Start of Records for the exercise

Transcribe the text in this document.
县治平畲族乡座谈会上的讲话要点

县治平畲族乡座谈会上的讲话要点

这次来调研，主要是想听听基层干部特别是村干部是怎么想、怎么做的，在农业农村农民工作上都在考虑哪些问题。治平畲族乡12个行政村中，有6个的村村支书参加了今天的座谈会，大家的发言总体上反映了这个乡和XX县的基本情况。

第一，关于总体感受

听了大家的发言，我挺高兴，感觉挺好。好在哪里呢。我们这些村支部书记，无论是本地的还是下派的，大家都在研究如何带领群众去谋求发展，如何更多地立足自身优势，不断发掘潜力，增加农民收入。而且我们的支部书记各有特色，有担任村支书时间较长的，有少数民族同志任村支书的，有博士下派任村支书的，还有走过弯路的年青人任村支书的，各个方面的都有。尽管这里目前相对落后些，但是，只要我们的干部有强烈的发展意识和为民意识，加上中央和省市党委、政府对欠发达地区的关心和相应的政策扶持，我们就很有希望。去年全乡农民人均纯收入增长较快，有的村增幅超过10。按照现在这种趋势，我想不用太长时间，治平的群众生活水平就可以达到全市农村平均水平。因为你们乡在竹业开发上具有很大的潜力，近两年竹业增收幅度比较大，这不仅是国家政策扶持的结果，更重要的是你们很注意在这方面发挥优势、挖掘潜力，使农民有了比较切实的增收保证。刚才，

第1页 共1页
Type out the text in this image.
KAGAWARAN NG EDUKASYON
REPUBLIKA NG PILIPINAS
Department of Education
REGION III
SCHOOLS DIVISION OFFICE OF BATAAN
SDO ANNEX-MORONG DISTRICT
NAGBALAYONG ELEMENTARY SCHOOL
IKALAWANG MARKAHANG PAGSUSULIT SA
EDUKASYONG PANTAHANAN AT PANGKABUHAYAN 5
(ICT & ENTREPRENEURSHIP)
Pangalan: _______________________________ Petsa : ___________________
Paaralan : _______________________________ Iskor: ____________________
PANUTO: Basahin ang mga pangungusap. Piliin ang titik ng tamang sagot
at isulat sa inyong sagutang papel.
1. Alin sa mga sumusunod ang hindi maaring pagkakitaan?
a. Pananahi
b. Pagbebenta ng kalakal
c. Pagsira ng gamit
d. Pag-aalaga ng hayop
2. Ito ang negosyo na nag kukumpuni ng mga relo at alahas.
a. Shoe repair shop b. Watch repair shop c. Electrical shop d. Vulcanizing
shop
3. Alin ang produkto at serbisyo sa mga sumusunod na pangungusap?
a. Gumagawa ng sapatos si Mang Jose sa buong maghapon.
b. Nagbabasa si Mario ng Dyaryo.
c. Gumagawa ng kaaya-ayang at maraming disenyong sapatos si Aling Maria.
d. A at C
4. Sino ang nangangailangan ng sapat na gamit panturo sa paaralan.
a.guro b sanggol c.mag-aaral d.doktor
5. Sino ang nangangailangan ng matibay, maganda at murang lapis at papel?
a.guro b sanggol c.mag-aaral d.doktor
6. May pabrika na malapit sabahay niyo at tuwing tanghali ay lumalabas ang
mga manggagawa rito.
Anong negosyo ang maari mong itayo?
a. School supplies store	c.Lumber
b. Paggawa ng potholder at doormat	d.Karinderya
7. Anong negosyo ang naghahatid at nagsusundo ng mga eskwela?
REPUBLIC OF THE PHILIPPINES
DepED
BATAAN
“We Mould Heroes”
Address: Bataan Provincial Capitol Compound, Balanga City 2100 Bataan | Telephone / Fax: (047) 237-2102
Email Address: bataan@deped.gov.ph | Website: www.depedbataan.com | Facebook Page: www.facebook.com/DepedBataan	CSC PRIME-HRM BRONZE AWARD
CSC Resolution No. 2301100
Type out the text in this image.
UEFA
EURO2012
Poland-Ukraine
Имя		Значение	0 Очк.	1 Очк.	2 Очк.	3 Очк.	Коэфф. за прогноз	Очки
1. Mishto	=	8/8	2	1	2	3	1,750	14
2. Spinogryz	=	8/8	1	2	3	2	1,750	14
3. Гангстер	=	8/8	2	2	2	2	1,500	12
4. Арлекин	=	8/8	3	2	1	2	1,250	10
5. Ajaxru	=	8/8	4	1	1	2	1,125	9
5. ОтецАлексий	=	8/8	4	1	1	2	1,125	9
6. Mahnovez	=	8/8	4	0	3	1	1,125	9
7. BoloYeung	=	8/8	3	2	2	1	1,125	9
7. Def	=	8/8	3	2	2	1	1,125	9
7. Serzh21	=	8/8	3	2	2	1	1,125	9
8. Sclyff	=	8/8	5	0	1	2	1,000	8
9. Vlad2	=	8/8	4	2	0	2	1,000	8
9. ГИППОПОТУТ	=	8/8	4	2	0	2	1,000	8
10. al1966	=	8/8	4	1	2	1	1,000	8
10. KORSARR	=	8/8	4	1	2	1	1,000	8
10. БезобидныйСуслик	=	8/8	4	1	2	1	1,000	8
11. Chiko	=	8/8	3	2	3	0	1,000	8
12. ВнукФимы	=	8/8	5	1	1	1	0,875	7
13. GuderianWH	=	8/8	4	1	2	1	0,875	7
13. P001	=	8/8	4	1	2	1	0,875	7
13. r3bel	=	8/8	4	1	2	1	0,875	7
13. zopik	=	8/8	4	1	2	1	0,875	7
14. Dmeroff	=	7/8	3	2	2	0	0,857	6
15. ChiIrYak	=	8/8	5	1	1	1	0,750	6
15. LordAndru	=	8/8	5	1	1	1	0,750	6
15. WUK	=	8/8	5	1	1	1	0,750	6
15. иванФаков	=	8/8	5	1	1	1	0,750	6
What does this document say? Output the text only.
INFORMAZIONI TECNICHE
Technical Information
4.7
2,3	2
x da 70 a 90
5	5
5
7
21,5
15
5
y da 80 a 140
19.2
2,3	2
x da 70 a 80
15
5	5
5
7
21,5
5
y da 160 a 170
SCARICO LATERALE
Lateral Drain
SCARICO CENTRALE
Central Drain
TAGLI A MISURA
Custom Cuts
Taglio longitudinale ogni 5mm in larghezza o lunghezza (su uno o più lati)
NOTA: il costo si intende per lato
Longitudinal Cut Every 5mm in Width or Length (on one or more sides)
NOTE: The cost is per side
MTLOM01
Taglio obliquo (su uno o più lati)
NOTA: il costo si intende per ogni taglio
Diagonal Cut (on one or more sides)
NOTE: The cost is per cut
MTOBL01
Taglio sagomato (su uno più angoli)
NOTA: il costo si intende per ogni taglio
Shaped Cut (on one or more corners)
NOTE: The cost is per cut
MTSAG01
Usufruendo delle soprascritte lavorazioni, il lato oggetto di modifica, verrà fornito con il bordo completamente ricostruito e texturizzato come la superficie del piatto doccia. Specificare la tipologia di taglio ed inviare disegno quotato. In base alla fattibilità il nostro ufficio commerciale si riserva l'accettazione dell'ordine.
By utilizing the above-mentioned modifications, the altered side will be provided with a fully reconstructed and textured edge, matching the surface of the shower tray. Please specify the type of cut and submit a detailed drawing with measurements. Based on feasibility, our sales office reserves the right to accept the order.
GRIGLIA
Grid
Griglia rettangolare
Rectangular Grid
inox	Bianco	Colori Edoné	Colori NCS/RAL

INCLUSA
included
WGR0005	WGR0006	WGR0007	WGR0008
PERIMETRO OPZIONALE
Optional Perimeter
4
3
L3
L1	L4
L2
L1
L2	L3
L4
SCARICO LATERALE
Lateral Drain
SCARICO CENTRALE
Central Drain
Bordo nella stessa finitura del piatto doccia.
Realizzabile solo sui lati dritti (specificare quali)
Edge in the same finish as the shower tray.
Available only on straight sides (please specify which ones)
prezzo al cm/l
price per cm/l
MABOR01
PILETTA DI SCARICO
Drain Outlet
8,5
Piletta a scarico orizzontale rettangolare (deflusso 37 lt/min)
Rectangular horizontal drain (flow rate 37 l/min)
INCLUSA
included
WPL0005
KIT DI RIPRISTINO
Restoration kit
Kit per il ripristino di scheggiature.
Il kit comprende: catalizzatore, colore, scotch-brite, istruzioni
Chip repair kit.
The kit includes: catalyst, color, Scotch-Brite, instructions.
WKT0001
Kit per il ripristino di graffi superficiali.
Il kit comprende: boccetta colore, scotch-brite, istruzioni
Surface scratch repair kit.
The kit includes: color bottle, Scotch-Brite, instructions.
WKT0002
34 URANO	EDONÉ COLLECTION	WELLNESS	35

End of Records for the exercise

Count the lines above that contain the word "Gumagawa", and give only that number.

_Response_. 2